Start Data in this exercise
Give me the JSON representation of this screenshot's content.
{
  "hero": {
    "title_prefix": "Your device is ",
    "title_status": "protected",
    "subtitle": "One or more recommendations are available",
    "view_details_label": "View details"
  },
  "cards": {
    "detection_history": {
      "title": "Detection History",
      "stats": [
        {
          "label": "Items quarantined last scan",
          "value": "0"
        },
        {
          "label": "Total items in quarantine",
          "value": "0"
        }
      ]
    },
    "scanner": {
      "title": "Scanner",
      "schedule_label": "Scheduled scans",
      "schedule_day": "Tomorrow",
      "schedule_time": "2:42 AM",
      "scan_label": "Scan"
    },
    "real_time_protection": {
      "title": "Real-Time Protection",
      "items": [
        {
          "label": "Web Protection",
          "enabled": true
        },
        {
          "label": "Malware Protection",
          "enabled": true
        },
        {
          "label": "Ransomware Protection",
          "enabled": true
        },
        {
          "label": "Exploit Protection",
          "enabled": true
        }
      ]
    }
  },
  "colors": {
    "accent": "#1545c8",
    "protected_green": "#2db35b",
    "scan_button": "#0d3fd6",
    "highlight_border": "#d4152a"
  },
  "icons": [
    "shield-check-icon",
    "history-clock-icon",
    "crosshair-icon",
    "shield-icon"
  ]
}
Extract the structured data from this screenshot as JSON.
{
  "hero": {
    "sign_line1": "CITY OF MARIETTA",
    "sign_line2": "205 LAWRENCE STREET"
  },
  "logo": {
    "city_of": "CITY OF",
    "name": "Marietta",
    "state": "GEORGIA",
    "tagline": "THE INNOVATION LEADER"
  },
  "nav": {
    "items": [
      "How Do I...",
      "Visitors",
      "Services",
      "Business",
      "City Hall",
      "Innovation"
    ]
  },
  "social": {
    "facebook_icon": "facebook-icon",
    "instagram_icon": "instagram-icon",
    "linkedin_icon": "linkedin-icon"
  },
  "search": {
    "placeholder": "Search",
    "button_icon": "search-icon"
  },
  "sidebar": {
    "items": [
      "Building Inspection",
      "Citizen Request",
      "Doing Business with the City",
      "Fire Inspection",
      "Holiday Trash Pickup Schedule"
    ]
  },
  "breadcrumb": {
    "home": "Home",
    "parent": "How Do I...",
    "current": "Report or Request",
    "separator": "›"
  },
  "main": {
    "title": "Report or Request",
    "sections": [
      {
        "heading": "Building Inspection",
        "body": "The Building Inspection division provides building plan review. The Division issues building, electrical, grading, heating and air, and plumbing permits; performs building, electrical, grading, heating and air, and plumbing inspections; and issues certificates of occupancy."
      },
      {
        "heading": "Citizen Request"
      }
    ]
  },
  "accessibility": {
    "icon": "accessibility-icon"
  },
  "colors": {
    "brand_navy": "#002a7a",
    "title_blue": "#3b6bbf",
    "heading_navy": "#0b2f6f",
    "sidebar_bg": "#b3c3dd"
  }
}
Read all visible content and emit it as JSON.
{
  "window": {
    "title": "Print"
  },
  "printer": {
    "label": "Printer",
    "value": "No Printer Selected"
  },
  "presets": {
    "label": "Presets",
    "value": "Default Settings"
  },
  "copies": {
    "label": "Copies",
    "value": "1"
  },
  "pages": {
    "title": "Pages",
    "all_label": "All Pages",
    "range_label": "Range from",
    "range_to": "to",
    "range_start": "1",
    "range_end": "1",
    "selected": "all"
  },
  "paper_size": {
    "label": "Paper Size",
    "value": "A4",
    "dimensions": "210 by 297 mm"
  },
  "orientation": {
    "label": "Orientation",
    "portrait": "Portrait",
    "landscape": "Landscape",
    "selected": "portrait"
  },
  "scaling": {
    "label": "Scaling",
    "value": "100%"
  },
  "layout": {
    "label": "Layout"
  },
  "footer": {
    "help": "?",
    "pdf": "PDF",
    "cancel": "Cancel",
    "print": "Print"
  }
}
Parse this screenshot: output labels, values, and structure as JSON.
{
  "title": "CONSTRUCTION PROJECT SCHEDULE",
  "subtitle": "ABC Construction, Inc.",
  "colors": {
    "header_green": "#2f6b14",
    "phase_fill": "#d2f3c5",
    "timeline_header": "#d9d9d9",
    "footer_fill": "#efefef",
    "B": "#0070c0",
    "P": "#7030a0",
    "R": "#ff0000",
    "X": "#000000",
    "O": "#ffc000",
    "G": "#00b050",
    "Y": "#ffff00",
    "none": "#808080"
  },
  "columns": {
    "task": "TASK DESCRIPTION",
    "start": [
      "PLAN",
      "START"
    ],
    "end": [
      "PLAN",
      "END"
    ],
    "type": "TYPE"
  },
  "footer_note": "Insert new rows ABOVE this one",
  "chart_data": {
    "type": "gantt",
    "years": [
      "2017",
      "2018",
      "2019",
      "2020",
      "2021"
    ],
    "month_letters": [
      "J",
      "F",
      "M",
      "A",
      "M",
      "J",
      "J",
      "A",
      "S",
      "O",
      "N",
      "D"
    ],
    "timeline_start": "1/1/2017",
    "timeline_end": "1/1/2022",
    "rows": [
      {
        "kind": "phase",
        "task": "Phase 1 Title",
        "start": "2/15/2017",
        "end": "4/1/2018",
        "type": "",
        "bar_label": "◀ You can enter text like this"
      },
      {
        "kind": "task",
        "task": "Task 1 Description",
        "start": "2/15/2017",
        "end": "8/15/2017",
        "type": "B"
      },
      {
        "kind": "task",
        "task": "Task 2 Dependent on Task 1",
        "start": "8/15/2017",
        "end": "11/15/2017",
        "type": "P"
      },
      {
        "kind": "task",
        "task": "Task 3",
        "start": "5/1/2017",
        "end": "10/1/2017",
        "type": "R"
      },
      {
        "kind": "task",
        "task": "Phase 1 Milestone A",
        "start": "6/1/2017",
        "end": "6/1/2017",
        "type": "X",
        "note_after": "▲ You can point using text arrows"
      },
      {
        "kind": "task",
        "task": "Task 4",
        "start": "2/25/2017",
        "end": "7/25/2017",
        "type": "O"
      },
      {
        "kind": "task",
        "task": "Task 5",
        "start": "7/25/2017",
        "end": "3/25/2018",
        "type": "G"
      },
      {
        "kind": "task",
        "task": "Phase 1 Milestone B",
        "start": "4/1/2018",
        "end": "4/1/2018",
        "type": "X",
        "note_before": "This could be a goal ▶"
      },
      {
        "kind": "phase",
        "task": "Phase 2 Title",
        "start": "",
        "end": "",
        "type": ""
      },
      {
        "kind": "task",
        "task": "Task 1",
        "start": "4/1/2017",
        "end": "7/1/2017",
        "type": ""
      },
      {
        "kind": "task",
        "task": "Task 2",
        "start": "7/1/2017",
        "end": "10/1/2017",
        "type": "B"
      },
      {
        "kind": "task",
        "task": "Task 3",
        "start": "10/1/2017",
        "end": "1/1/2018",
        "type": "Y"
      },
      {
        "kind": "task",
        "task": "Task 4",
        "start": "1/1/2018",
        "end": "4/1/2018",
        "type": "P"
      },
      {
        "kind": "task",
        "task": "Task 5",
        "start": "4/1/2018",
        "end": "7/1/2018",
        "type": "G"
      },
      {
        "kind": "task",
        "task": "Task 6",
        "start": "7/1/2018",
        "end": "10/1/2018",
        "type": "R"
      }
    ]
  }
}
End Data in this exercise
What this task involves » Your task is to repeat the data exactly; please include every line.

In response »
Give me the JSON representation of this screenshot's content.
{
  "hero": {
    "title_prefix": "Your device is ",
    "title_status": "protected",
    "subtitle": "One or more recommendations are available",
    "view_details_label": "View details"
  },
  "cards": {
    "detection_history": {
      "title": "Detection History",
      "stats": [
        {
          "label": "Items quarantined last scan",
          "value": "0"
        },
        {
          "label": "Total items in quarantine",
          "value": "0"
        }
      ]
    },
    "scanner": {
      "title": "Scanner",
      "schedule_label": "Scheduled scans",
      "schedule_day": "Tomorrow",
      "schedule_time": "2:42 AM",
      "scan_label": "Scan"
    },
    "real_time_protection": {
      "title": "Real-Time Protection",
      "items": [
        {
          "label": "Web Protection",
          "enabled": true
        },
        {
          "label": "Malware Protection",
          "enabled": true
        },
        {
          "label": "Ransomware Protection",
          "enabled": true
        },
        {
          "label": "Exploit Protection",
          "enabled": true
        }
      ]
    }
  },
  "colors": {
    "accent": "#1545c8",
    "protected_green": "#2db35b",
    "scan_button": "#0d3fd6",
    "highlight_border": "#d4152a"
  },
  "icons": [
    "shield-check-icon",
    "history-clock-icon",
    "crosshair-icon",
    "shield-icon"
  ]
}
Extract the structured data from this screenshot as JSON.
{
  "hero": {
    "sign_line1": "CITY OF MARIETTA",
    "sign_line2": "205 LAWRENCE STREET"
  },
  "logo": {
    "city_of": "CITY OF",
    "name": "Marietta",
    "state": "GEORGIA",
    "tagline": "THE INNOVATION LEADER"
  },
  "nav": {
    "items": [
      "How Do I...",
      "Visitors",
      "Services",
      "Business",
      "City Hall",
      "Innovation"
    ]
  },
  "social": {
    "facebook_icon": "facebook-icon",
    "instagram_icon": "instagram-icon",
    "linkedin_icon": "linkedin-icon"
  },
  "search": {
    "placeholder": "Search",
    "button_icon": "search-icon"
  },
  "sidebar": {
    "items": [
      "Building Inspection",
      "Citizen Request",
      "Doing Business with the City",
      "Fire Inspection",
      "Holiday Trash Pickup Schedule"
    ]
  },
  "breadcrumb": {
    "home": "Home",
    "parent": "How Do I...",
    "current": "Report or Request",
    "separator": "›"
  },
  "main": {
    "title": "Report or Request",
    "sections": [
      {
        "heading": "Building Inspection",
        "body": "The Building Inspection division provides building plan review. The Division issues building, electrical, grading, heating and air, and plumbing permits; performs building, electrical, grading, heating and air, and plumbing inspections; and issues certificates of occupancy."
      },
      {
        "heading": "Citizen Request"
      }
    ]
  },
  "accessibility": {
    "icon": "accessibility-icon"
  },
  "colors": {
    "brand_navy": "#002a7a",
    "title_blue": "#3b6bbf",
    "heading_navy": "#0b2f6f",
    "sidebar_bg": "#b3c3dd"
  }
}
Read all visible content and emit it as JSON.
{
  "window": {
    "title": "Print"
  },
  "printer": {
    "label": "Printer",
    "value": "No Printer Selected"
  },
  "presets": {
    "label": "Presets",
    "value": "Default Settings"
  },
  "copies": {
    "label": "Copies",
    "value": "1"
  },
  "pages": {
    "title": "Pages",
    "all_label": "All Pages",
    "range_label": "Range from",
    "range_to": "to",
    "range_start": "1",
    "range_end": "1",
    "selected": "all"
  },
  "paper_size": {
    "label": "Paper Size",
    "value": "A4",
    "dimensions": "210 by 297 mm"
  },
  "orientation": {
    "label": "Orientation",
    "portrait": "Portrait",
    "landscape": "Landscape",
    "selected": "portrait"
  },
  "scaling": {
    "label": "Scaling",
    "value": "100%"
  },
  "layout": {
    "label": "Layout"
  },
  "footer": {
    "help": "?",
    "pdf": "PDF",
    "cancel": "Cancel",
    "print": "Print"
  }
}
Parse this screenshot: output labels, values, and structure as JSON.
{
  "title": "CONSTRUCTION PROJECT SCHEDULE",
  "subtitle": "ABC Construction, Inc.",
  "colors": {
    "header_green": "#2f6b14",
    "phase_fill": "#d2f3c5",
    "timeline_header": "#d9d9d9",
    "footer_fill": "#efefef",
    "B": "#0070c0",
    "P": "#7030a0",
    "R": "#ff0000",
    "X": "#000000",
    "O": "#ffc000",
    "G": "#00b050",
    "Y": "#ffff00",
    "none": "#808080"
  },
  "columns": {
    "task": "TASK DESCRIPTION",
    "start": [
      "PLAN",
      "START"
    ],
    "end": [
      "PLAN",
      "END"
    ],
    "type": "TYPE"
  },
  "footer_note": "Insert new rows ABOVE this one",
  "chart_data": {
    "type": "gantt",
    "years": [
      "2017",
      "2018",
      "2019",
      "2020",
      "2021"
    ],
    "month_letters": [
      "J",
      "F",
      "M",
      "A",
      "M",
      "J",
      "J",
      "A",
      "S",
      "O",
      "N",
      "D"
    ],
    "timeline_start": "1/1/2017",
    "timeline_end": "1/1/2022",
    "rows": [
      {
        "kind": "phase",
        "task": "Phase 1 Title",
        "start": "2/15/2017",
        "end": "4/1/2018",
        "type": "",
        "bar_label": "◀ You can enter text like this"
      },
      {
        "kind": "task",
        "task": "Task 1 Description",
        "start": "2/15/2017",
        "end": "8/15/2017",
        "type": "B"
      },
      {
        "kind": "task",
        "task": "Task 2 Dependent on Task 1",
        "start": "8/15/2017",
        "end": "11/15/2017",
        "type": "P"
      },
      {
        "kind": "task",
        "task": "Task 3",
        "start": "5/1/2017",
        "end": "10/1/2017",
        "type": "R"
      },
      {
        "kind": "task",
        "task": "Phase 1 Milestone A",
        "start": "6/1/2017",
        "end": "6/1/2017",
        "type": "X",
        "note_after": "▲ You can point using text arrows"
      },
      {
        "kind": "task",
        "task": "Task 4",
        "start": "2/25/2017",
        "end": "7/25/2017",
        "type": "O"
      },
      {
        "kind": "task",
        "task": "Task 5",
        "start": "7/25/2017",
        "end": "3/25/2018",
        "type": "G"
      },
      {
        "kind": "task",
        "task": "Phase 1 Milestone B",
        "start": "4/1/2018",
        "end": "4/1/2018",
        "type": "X",
        "note_before": "This could be a goal ▶"
      },
      {
        "kind": "phase",
        "task": "Phase 2 Title",
        "start": "",
        "end": "",
        "type": ""
      },
      {
        "kind": "task",
        "task": "Task 1",
        "start": "4/1/2017",
        "end": "7/1/2017",
        "type": ""
      },
      {
        "kind": "task",
        "task": "Task 2",
        "start": "7/1/2017",
        "end": "10/1/2017",
        "type": "B"
      },
      {
        "kind": "task",
        "task": "Task 3",
        "start": "10/1/2017",
        "end": "1/1/2018",
        "type": "Y"
      },
      {
        "kind": "task",
        "task": "Task 4",
        "start": "1/1/2018",
        "end": "4/1/2018",
        "type": "P"
      },
      {
        "kind": "task",
        "task": "Task 5",
        "start": "4/1/2018",
        "end": "7/1/2018",
        "type": "G"
      },
      {
        "kind": "task",
        "task": "Task 6",
        "start": "7/1/2018",
        "end": "10/1/2018",
        "type": "R"
      }
    ]
  }
}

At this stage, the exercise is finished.